Source extract START

8 “Already in the first six months of the Republic Švehla's influence overshadowed that of Kramář, not only because his party was stronger, but on account of his superior ability.“ Peroutka, op. cit., p. 894.

9 “While the independence of Czechs and Slovaks after World War I was due first of all to Masaryk's and Beneš’ effort, the generally recognized successful consolidation of the state was primarily the work of Švehla.” (Dr. Jar. Stránský in České Slovo, Dec, 1958). Stránský was a leading National Socialist.

10 “Those who cared more for the facts of the case than for words were well aware that the leader of the so-called Red-Green coalition was Švehla....” T. G. Masaryk in Capek's article cited above.

11 The Czechoslovak constitution was drafted by a group of constitutional lawyers, supervised and directed by a parliamentary committee, headed by Svehla. Like most of the new constitutions of that time it followed mainly the French pattern, with some modifications imposed by the age of socialism and prewar experience in Austria. Thanks to Švehla, most of its provisions bearing on controversial issues became a bundle of compromises, which made it possible for him to secure its unanimous ratification. On this as well as on other occasions Švehla appeared as the only man in the country with the necessary authority, experience, and tact to bridge the gaps between conflicting ideologies and interests. After its ratification the Parliament passed a vote of thanks to the ailing Švehla. The bill introducing the constitution names him first among its authors. Peroutka, op. cit., p. 1442.

12 Peroutka, op. cit., p. 892.

13 Though it remained the strongest party, after 1935 it could no longer be described as the dominant power. Its humiliating capitulation in the presidential elections of 1935 before a new pattern of power, which in 1945 reappeared as the ignominious Government of the National Front, and the international implications of the Henlein movement largely transferred the initiative even in internal politics from Agrarian hands into those of the new president.

14 “The presence of the German minorities in the Government coalition is mainly the result of Švehla's tact and genius for compromises.” Lockhart, op. cit., p. 79.

Source extract END

Problem to solve :: Can you change the stretch of the footnotes on Švehla from "11 The Czechoslovak" through "cit., p. 1442.", writing it out again with "parliamentary committee" replaced by "legislative committee"? The rows come from a different source than the footnotes on Švehla.

Given data START

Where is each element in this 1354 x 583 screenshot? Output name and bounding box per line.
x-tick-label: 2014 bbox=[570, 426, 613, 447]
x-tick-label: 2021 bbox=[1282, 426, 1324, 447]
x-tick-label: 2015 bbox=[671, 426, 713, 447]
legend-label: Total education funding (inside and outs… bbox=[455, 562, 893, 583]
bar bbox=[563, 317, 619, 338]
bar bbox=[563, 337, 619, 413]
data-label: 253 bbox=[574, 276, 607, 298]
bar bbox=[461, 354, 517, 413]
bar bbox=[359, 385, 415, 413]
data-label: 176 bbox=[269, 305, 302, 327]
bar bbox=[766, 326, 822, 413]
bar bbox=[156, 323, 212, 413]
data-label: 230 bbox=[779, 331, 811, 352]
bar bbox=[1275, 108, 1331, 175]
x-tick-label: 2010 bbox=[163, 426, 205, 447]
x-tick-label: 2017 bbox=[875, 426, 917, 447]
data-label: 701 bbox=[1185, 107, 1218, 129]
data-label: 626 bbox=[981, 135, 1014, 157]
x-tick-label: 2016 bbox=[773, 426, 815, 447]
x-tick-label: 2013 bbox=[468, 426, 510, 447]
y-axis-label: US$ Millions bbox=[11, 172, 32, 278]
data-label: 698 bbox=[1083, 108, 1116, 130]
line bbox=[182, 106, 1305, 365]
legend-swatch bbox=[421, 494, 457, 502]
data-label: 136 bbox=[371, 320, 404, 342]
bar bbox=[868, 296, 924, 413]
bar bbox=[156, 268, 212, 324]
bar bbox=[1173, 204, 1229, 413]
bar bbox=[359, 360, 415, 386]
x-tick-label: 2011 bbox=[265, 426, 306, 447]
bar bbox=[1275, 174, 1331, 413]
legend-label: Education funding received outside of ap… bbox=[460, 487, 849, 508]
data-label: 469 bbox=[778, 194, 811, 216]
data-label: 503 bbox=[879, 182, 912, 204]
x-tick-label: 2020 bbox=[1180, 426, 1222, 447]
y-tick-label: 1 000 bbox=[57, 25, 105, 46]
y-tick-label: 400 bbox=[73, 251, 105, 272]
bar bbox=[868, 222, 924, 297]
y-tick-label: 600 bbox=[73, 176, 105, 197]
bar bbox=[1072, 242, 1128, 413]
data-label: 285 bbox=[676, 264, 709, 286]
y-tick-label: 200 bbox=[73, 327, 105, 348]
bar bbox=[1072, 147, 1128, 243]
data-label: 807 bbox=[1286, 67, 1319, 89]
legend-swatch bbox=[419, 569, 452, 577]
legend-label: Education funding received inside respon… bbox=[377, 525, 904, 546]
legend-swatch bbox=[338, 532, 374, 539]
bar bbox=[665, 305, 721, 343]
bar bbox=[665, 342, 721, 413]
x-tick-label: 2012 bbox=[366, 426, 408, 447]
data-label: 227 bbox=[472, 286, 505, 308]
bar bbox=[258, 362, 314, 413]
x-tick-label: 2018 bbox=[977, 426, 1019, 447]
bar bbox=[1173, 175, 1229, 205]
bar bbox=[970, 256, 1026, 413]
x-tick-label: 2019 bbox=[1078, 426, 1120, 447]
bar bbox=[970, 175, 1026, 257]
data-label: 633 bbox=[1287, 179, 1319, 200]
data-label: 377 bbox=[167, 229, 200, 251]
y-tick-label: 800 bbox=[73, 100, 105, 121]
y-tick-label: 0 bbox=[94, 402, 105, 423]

Given data END

Solution to the exercise ::
11 The Czechoslovak constitution was drafted by a group of constitutional lawyers, supervised and directed by a legislative committee, headed by Svehla. Like most of the new constitutions of that time it followed mainly the French pattern, with some modifications imposed by the age of socialism and prewar experience in Austria. Thanks to Švehla, most of its provisions bearing on controversial issues became a bundle of compromises, which made it possible for him to secure its unanimous ratification. On this as well as on other occasions Švehla appeared as the only man in the country with the necessary authority, experience, and tact to bridge the gaps between conflicting ideologies and interests. After its ratification the Parliament passed a vote of thanks to the ailing Švehla. The bill introducing the constitution names him first among its authors. Peroutka, op. cit., p. 1442.